### DATASET
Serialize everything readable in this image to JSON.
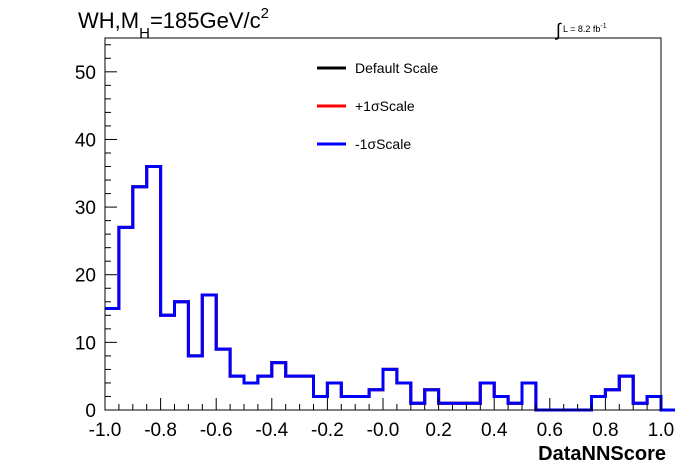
{
  "chart_data": {
    "type": "histogram",
    "title_main": "WH,M",
    "title_sub": "H",
    "title_rest": "=185GeV/c",
    "title_sup": "2",
    "lumi_text": "L = 8.2 fb",
    "lumi_sup": "-1",
    "xlabel": "DataNNScore",
    "ylabel": "",
    "xlim": [
      -1.0,
      1.0
    ],
    "ylim": [
      0,
      55
    ],
    "bin_width": 0.05,
    "x_ticks": [
      -1.0,
      -0.8,
      -0.6,
      -0.4,
      -0.2,
      0.0,
      0.2,
      0.4,
      0.6,
      0.8,
      1.0
    ],
    "x_tick_labels": [
      "-1.0",
      "-0.8",
      "-0.6",
      "-0.4",
      "-0.2",
      "-0.0",
      "0.2",
      "0.4",
      "0.6",
      "0.8",
      "1.0"
    ],
    "y_ticks": [
      0,
      10,
      20,
      30,
      40,
      50
    ],
    "y_tick_labels": [
      "0",
      "10",
      "20",
      "30",
      "40",
      "50"
    ],
    "legend_position": "top-center",
    "series": [
      {
        "name": "Default Scale",
        "color": "#000000",
        "values": [
          15,
          27,
          33,
          36,
          14,
          16,
          8,
          17,
          9,
          5,
          4,
          5,
          7,
          5,
          5,
          2,
          4,
          2,
          2,
          3,
          6,
          4,
          1,
          3,
          1,
          1,
          1,
          4,
          2,
          1,
          4,
          0,
          0,
          0,
          0,
          2,
          3,
          5,
          1,
          2,
          0
        ]
      },
      {
        "name": "+1σScale",
        "color": "#ff0000",
        "values": [
          15,
          27,
          33,
          36,
          14,
          16,
          8,
          17,
          9,
          5,
          4,
          5,
          7,
          5,
          5,
          2,
          4,
          2,
          2,
          3,
          6,
          4,
          1,
          3,
          1,
          1,
          1,
          4,
          2,
          1,
          4,
          0,
          0,
          0,
          0,
          2,
          3,
          5,
          1,
          2,
          0
        ]
      },
      {
        "name": "-1σScale",
        "color": "#0000ff",
        "values": [
          15,
          27,
          33,
          36,
          14,
          16,
          8,
          17,
          9,
          5,
          4,
          5,
          7,
          5,
          5,
          2,
          4,
          2,
          2,
          3,
          6,
          4,
          1,
          3,
          1,
          1,
          1,
          4,
          2,
          1,
          4,
          0,
          0,
          0,
          0,
          2,
          3,
          5,
          1,
          2,
          0
        ]
      }
    ]
  }
}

### WHAT IS ASKED
Do not include images; quote all of the entries above exactly.

### COMPLETE ANSWER
Serialize everything readable in this image to JSON.
{
  "chart_data": {
    "type": "histogram",
    "title_main": "WH,M",
    "title_sub": "H",
    "title_rest": "=185GeV/c",
    "title_sup": "2",
    "lumi_text": "L = 8.2 fb",
    "lumi_sup": "-1",
    "xlabel": "DataNNScore",
    "ylabel": "",
    "xlim": [
      -1.0,
      1.0
    ],
    "ylim": [
      0,
      55
    ],
    "bin_width": 0.05,
    "x_ticks": [
      -1.0,
      -0.8,
      -0.6,
      -0.4,
      -0.2,
      0.0,
      0.2,
      0.4,
      0.6,
      0.8,
      1.0
    ],
    "x_tick_labels": [
      "-1.0",
      "-0.8",
      "-0.6",
      "-0.4",
      "-0.2",
      "-0.0",
      "0.2",
      "0.4",
      "0.6",
      "0.8",
      "1.0"
    ],
    "y_ticks": [
      0,
      10,
      20,
      30,
      40,
      50
    ],
    "y_tick_labels": [
      "0",
      "10",
      "20",
      "30",
      "40",
      "50"
    ],
    "legend_position": "top-center",
    "series": [
      {
        "name": "Default Scale",
        "color": "#000000",
        "values": [
          15,
          27,
          33,
          36,
          14,
          16,
          8,
          17,
          9,
          5,
          4,
          5,
          7,
          5,
          5,
          2,
          4,
          2,
          2,
          3,
          6,
          4,
          1,
          3,
          1,
          1,
          1,
          4,
          2,
          1,
          4,
          0,
          0,
          0,
          0,
          2,
          3,
          5,
          1,
          2,
          0
        ]
      },
      {
        "name": "+1σScale",
        "color": "#ff0000",
        "values": [
          15,
          27,
          33,
          36,
          14,
          16,
          8,
          17,
          9,
          5,
          4,
          5,
          7,
          5,
          5,
          2,
          4,
          2,
          2,
          3,
          6,
          4,
          1,
          3,
          1,
          1,
          1,
          4,
          2,
          1,
          4,
          0,
          0,
          0,
          0,
          2,
          3,
          5,
          1,
          2,
          0
        ]
      },
      {
        "name": "-1σScale",
        "color": "#0000ff",
        "values": [
          15,
          27,
          33,
          36,
          14,
          16,
          8,
          17,
          9,
          5,
          4,
          5,
          7,
          5,
          5,
          2,
          4,
          2,
          2,
          3,
          6,
          4,
          1,
          3,
          1,
          1,
          1,
          4,
          2,
          1,
          4,
          0,
          0,
          0,
          0,
          2,
          3,
          5,
          1,
          2,
          0
        ]
      }
    ]
  }
}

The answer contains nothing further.